- **What the exercise asks**
Reply with the count of lines holding "this", nothing more.

═════ Extracted records ═════

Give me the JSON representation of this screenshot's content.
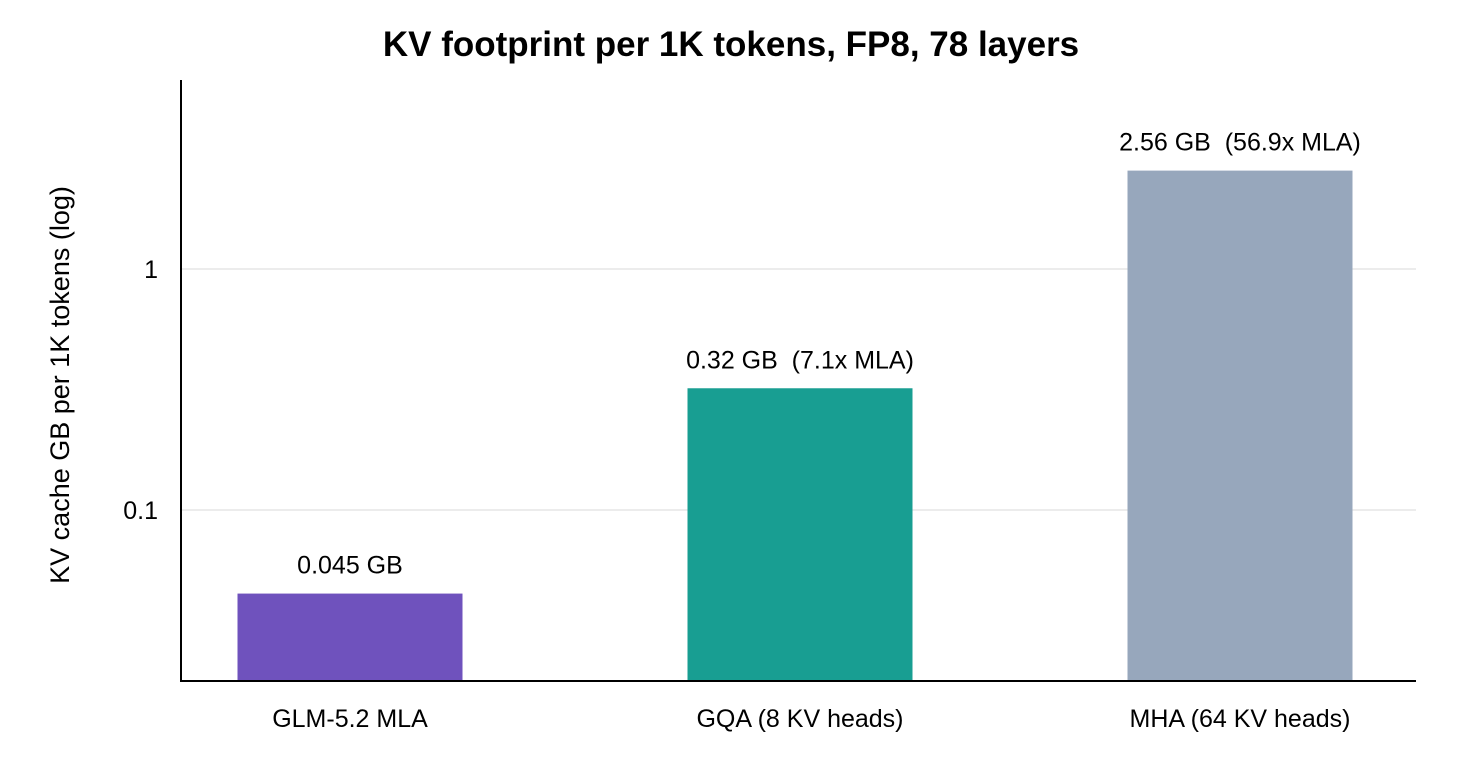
{
  "chart_data": {
    "type": "bar",
    "title": "KV footprint per 1K tokens, FP8, 78 layers",
    "xlabel": "",
    "ylabel": "KV cache GB per 1K tokens (log)",
    "y_scale": "log",
    "ylim": [
      0.02,
      5.0
    ],
    "y_ticks": [
      {
        "value": 0.1,
        "label": "0.1"
      },
      {
        "value": 1,
        "label": "1"
      }
    ],
    "grid": "horizontal",
    "legend": "none",
    "categories": [
      "GLM-5.2 MLA",
      "GQA (8 KV heads)",
      "MHA (64 KV heads)"
    ],
    "values": [
      0.045,
      0.32,
      2.56
    ],
    "data_labels": [
      "0.045 GB",
      "0.32 GB  (7.1x MLA)",
      "2.56 GB  (56.9x MLA)"
    ],
    "colors": [
      "#6f52bd",
      "#189e92",
      "#97a7bc"
    ]
  }
}
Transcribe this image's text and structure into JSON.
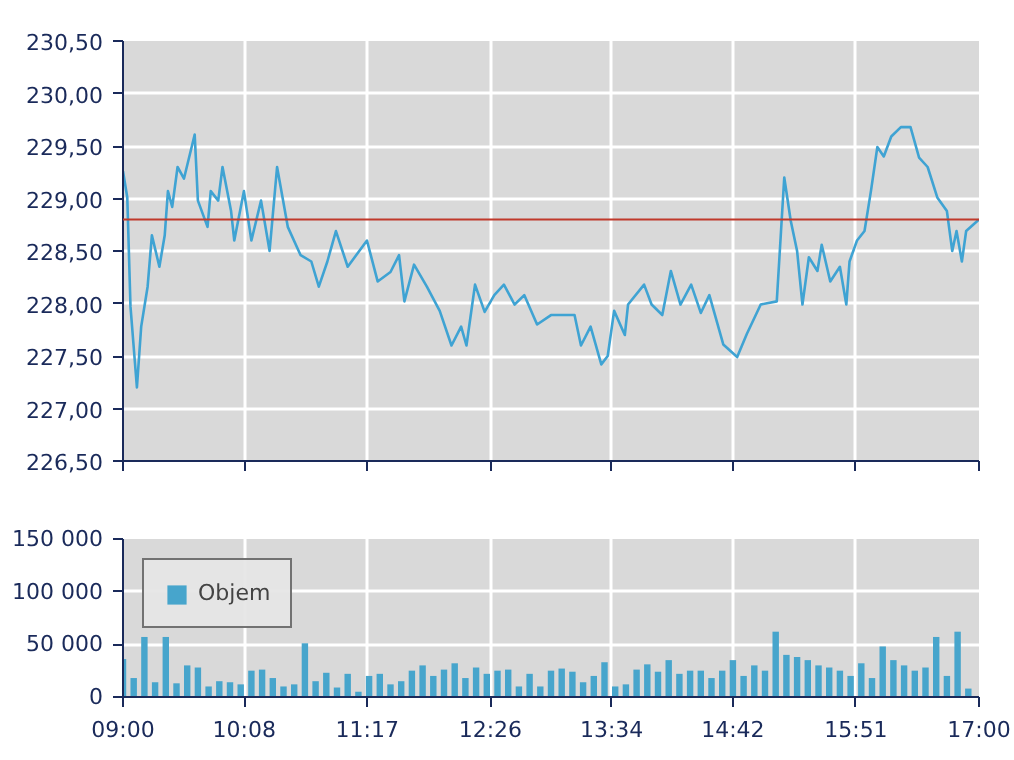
{
  "chart_data": [
    {
      "type": "line",
      "color": "#3fa3d3",
      "tick_labels": "y",
      "grid": true,
      "x": [
        9.0,
        9.04,
        9.07,
        9.13,
        9.17,
        9.23,
        9.27,
        9.34,
        9.39,
        9.42,
        9.46,
        9.51,
        9.57,
        9.67,
        9.7,
        9.79,
        9.82,
        9.89,
        9.93,
        10.01,
        10.04,
        10.13,
        10.2,
        10.29,
        10.37,
        10.44,
        10.54,
        10.66,
        10.76,
        10.83,
        10.91,
        10.99,
        11.1,
        11.28,
        11.38,
        11.5,
        11.58,
        11.63,
        11.72,
        11.84,
        11.96,
        12.07,
        12.16,
        12.21,
        12.29,
        12.38,
        12.47,
        12.56,
        12.66,
        12.75,
        12.87,
        13.0,
        13.22,
        13.28,
        13.37,
        13.47,
        13.53,
        13.59,
        13.69,
        13.72,
        13.87,
        13.94,
        14.04,
        14.12,
        14.21,
        14.31,
        14.4,
        14.48,
        14.61,
        14.74,
        14.83,
        14.96,
        15.11,
        15.18,
        15.24,
        15.3,
        15.35,
        15.41,
        15.49,
        15.53,
        15.61,
        15.7,
        15.76,
        15.79,
        15.86,
        15.93,
        15.99,
        16.05,
        16.11,
        16.18,
        16.27,
        16.36,
        16.44,
        16.52,
        16.61,
        16.7,
        16.75,
        16.79,
        16.84,
        16.88,
        17.0
      ],
      "values": [
        229.26,
        229.01,
        227.97,
        227.2,
        227.78,
        228.16,
        228.65,
        228.35,
        228.65,
        229.07,
        228.92,
        229.3,
        229.19,
        229.61,
        228.98,
        228.73,
        229.07,
        228.98,
        229.3,
        228.88,
        228.6,
        229.07,
        228.6,
        228.98,
        228.5,
        229.3,
        228.73,
        228.46,
        228.4,
        228.16,
        228.4,
        228.69,
        228.35,
        228.6,
        228.21,
        228.3,
        228.46,
        228.02,
        228.37,
        228.16,
        227.93,
        227.6,
        227.78,
        227.6,
        228.18,
        227.92,
        228.08,
        228.18,
        227.99,
        228.08,
        227.8,
        227.89,
        227.89,
        227.6,
        227.78,
        227.42,
        227.5,
        227.93,
        227.7,
        227.99,
        228.18,
        227.99,
        227.89,
        228.31,
        227.99,
        228.18,
        227.91,
        228.08,
        227.61,
        227.49,
        227.71,
        227.99,
        228.02,
        229.2,
        228.79,
        228.5,
        227.99,
        228.44,
        228.31,
        228.56,
        228.21,
        228.35,
        227.99,
        228.4,
        228.6,
        228.69,
        229.07,
        229.49,
        229.4,
        229.59,
        229.68,
        229.68,
        229.39,
        229.3,
        229.01,
        228.88,
        228.5,
        228.69,
        228.4,
        228.69,
        228.8
      ],
      "xlim": [
        9,
        17
      ],
      "xticks": [
        {
          "value": 9,
          "label": null
        },
        {
          "value": 10.133333,
          "label": null
        },
        {
          "value": 11.283333,
          "label": null
        },
        {
          "value": 12.433333,
          "label": null
        },
        {
          "value": 13.566667,
          "label": null
        },
        {
          "value": 14.7,
          "label": null
        },
        {
          "value": 15.85,
          "label": null
        },
        {
          "value": 17,
          "label": null
        }
      ],
      "ylim": [
        226.5,
        230.5
      ],
      "yticks": [
        {
          "value": 226.5,
          "label": "226,50"
        },
        {
          "value": 227,
          "label": "227,00"
        },
        {
          "value": 227.5,
          "label": "227,50"
        },
        {
          "value": 228,
          "label": "228,00"
        },
        {
          "value": 228.5,
          "label": "228,50"
        },
        {
          "value": 229,
          "label": "229,00"
        },
        {
          "value": 229.5,
          "label": "229,50"
        },
        {
          "value": 230,
          "label": "230,00"
        },
        {
          "value": 230.5,
          "label": "230,50"
        }
      ],
      "ref_lines": [
        {
          "axis": "y",
          "value": 228.8,
          "color": "#c0392b"
        }
      ]
    },
    {
      "type": "bar",
      "grid": true,
      "legend": "top left",
      "x": [
        9.0,
        9.1,
        9.2,
        9.3,
        9.4,
        9.5,
        9.6,
        9.7,
        9.8,
        9.9,
        10.0,
        10.1,
        10.2,
        10.3,
        10.4,
        10.5,
        10.6,
        10.7,
        10.8,
        10.9,
        11.0,
        11.1,
        11.2,
        11.3,
        11.4,
        11.5,
        11.6,
        11.7,
        11.8,
        11.9,
        12.0,
        12.1,
        12.2,
        12.3,
        12.4,
        12.5,
        12.6,
        12.7,
        12.8,
        12.9,
        13.0,
        13.1,
        13.2,
        13.3,
        13.4,
        13.5,
        13.6,
        13.7,
        13.8,
        13.9,
        14.0,
        14.1,
        14.2,
        14.3,
        14.4,
        14.5,
        14.6,
        14.7,
        14.8,
        14.9,
        15.0,
        15.1,
        15.2,
        15.3,
        15.4,
        15.5,
        15.6,
        15.7,
        15.8,
        15.9,
        16.0,
        16.1,
        16.2,
        16.3,
        16.4,
        16.5,
        16.6,
        16.7,
        16.8,
        16.9
      ],
      "series": [
        {
          "name": "Objem",
          "color": "#47a5cc",
          "values": [
            36000,
            18000,
            57000,
            14000,
            57000,
            13000,
            30000,
            28000,
            10000,
            15000,
            14000,
            12000,
            25000,
            26000,
            18000,
            10000,
            12000,
            51000,
            15000,
            23000,
            9000,
            22000,
            5000,
            20000,
            22000,
            12000,
            15000,
            25000,
            30000,
            20000,
            26000,
            32000,
            18000,
            28000,
            22000,
            25000,
            26000,
            10000,
            22000,
            10000,
            25000,
            27000,
            24000,
            14000,
            20000,
            33000,
            10000,
            12000,
            26000,
            31000,
            24000,
            35000,
            22000,
            25000,
            25000,
            18000,
            25000,
            35000,
            20000,
            30000,
            25000,
            62000,
            40000,
            38000,
            35000,
            30000,
            28000,
            25000,
            20000,
            32000,
            18000,
            48000,
            35000,
            30000,
            25000,
            28000,
            57000,
            20000,
            62000,
            8000
          ]
        }
      ],
      "xlim": [
        9,
        17
      ],
      "xticks": [
        {
          "value": 9,
          "label": "09:00"
        },
        {
          "value": 10.133333,
          "label": "10:08"
        },
        {
          "value": 11.283333,
          "label": "11:17"
        },
        {
          "value": 12.433333,
          "label": "12:26"
        },
        {
          "value": 13.566667,
          "label": "13:34"
        },
        {
          "value": 14.7,
          "label": "14:42"
        },
        {
          "value": 15.85,
          "label": "15:51"
        },
        {
          "value": 17,
          "label": "17:00"
        }
      ],
      "ylim": [
        0,
        150000
      ],
      "yticks": [
        {
          "value": 0,
          "label": "0"
        },
        {
          "value": 50000,
          "label": "50 000"
        },
        {
          "value": 100000,
          "label": "100 000"
        },
        {
          "value": 150000,
          "label": "150 000"
        }
      ]
    }
  ]
}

═════

- **Final result**
2